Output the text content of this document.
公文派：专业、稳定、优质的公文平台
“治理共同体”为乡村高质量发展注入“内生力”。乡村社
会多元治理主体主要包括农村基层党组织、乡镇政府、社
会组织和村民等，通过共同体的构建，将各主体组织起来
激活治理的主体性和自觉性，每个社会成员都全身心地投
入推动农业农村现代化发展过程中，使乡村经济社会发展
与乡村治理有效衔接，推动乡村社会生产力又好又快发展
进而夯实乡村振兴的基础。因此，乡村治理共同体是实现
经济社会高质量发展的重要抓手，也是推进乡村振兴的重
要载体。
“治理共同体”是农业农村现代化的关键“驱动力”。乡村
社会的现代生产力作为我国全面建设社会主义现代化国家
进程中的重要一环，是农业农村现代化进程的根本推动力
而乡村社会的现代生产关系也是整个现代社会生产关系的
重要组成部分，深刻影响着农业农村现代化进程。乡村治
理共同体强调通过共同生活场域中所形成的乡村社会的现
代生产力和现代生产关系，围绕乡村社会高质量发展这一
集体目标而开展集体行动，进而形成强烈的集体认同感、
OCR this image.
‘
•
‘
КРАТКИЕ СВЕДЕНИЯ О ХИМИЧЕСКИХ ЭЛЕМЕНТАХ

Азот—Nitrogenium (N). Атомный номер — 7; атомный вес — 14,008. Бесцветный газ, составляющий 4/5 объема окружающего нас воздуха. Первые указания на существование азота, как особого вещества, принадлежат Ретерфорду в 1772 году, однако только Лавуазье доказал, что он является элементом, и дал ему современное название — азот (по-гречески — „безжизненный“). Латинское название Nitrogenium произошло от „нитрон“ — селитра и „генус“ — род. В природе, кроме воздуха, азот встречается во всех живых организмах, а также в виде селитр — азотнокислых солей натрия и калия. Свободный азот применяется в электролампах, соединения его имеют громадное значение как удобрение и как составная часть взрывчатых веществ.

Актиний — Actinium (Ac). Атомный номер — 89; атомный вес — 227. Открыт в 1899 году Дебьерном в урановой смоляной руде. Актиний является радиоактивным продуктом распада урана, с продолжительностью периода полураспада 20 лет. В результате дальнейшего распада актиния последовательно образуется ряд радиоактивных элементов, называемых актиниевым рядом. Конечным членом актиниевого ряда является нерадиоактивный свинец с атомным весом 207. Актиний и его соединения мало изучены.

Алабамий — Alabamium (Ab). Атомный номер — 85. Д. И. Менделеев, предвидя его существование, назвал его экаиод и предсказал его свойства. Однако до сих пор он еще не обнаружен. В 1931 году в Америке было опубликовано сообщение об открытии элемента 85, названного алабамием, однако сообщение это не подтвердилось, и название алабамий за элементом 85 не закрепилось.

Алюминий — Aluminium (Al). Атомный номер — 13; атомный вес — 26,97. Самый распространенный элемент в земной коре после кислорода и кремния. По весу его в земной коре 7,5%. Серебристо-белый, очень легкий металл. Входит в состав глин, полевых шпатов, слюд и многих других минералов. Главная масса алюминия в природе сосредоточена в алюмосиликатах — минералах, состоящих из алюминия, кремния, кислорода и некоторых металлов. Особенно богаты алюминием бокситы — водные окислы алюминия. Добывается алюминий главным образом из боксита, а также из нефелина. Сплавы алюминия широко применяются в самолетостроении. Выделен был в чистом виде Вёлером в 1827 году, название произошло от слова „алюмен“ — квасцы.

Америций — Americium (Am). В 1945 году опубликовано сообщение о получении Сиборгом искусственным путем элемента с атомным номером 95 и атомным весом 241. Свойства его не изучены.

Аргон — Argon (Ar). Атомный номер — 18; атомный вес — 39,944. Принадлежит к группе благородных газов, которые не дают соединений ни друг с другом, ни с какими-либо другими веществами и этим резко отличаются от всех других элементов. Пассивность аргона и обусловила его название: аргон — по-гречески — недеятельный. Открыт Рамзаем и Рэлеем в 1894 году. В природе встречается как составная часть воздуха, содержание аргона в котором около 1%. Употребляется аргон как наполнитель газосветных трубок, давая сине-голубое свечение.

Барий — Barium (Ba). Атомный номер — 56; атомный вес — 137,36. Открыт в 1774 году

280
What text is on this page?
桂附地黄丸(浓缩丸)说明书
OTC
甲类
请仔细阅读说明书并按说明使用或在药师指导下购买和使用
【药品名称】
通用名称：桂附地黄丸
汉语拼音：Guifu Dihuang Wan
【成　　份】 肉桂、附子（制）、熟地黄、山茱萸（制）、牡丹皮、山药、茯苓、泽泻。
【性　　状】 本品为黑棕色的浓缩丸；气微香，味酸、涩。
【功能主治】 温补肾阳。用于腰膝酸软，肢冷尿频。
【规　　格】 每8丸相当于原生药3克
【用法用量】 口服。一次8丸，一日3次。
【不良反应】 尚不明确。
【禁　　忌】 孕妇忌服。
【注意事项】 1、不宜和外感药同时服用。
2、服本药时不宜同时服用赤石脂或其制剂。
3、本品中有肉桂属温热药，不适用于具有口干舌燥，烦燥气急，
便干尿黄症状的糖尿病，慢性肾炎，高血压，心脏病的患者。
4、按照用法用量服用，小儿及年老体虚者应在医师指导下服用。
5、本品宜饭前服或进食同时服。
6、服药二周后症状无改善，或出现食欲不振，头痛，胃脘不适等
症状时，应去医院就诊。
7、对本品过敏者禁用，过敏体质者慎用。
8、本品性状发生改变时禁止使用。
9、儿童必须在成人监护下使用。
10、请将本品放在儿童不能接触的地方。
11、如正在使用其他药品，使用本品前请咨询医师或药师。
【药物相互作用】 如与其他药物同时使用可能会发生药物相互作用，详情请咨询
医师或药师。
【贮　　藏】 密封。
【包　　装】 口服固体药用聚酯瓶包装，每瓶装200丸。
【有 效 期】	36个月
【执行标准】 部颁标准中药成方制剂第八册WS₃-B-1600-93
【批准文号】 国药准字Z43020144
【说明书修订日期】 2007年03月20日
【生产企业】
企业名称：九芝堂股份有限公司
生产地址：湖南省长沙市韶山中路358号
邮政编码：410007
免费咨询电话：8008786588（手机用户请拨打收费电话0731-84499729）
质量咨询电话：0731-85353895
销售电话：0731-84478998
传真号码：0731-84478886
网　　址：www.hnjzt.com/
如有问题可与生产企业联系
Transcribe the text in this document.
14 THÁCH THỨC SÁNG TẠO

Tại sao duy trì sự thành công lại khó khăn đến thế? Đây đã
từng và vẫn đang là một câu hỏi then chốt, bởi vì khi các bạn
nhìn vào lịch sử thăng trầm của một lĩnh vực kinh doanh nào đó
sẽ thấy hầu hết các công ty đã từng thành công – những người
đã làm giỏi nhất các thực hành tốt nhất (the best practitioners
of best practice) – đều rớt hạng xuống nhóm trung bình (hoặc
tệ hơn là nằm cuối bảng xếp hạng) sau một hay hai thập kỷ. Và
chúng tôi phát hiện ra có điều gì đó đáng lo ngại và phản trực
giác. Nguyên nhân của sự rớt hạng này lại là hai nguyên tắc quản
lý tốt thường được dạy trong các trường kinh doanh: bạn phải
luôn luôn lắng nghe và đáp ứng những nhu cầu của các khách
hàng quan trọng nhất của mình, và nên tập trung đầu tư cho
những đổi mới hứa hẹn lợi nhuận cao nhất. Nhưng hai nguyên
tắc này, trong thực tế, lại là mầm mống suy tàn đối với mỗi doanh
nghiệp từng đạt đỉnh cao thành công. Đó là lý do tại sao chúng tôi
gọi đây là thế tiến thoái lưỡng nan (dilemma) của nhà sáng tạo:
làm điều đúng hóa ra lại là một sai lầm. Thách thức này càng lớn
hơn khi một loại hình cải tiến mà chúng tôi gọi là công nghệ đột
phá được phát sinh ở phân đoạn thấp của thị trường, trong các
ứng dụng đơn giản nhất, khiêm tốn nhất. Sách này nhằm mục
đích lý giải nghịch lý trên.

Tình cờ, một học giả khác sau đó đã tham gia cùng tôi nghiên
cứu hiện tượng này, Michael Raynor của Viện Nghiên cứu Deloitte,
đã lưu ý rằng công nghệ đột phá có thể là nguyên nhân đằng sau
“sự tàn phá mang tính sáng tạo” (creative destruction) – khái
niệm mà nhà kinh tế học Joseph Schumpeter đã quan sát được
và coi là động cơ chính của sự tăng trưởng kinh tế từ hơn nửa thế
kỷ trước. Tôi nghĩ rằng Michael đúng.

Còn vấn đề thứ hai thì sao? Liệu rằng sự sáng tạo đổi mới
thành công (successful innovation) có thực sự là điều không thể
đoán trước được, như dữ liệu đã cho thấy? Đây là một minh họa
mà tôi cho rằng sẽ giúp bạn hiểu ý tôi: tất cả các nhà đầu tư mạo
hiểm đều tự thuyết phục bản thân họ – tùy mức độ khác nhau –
------
• _What needs to be done_:
Find and copy every line in the entries above where the string "trước" occurs.

• _Expected output_:
kỷ trước. Tôi nghĩ rằng Michael đúng.
đoán trước được, như dữ liệu đã cho thấy? Đây là một minh họa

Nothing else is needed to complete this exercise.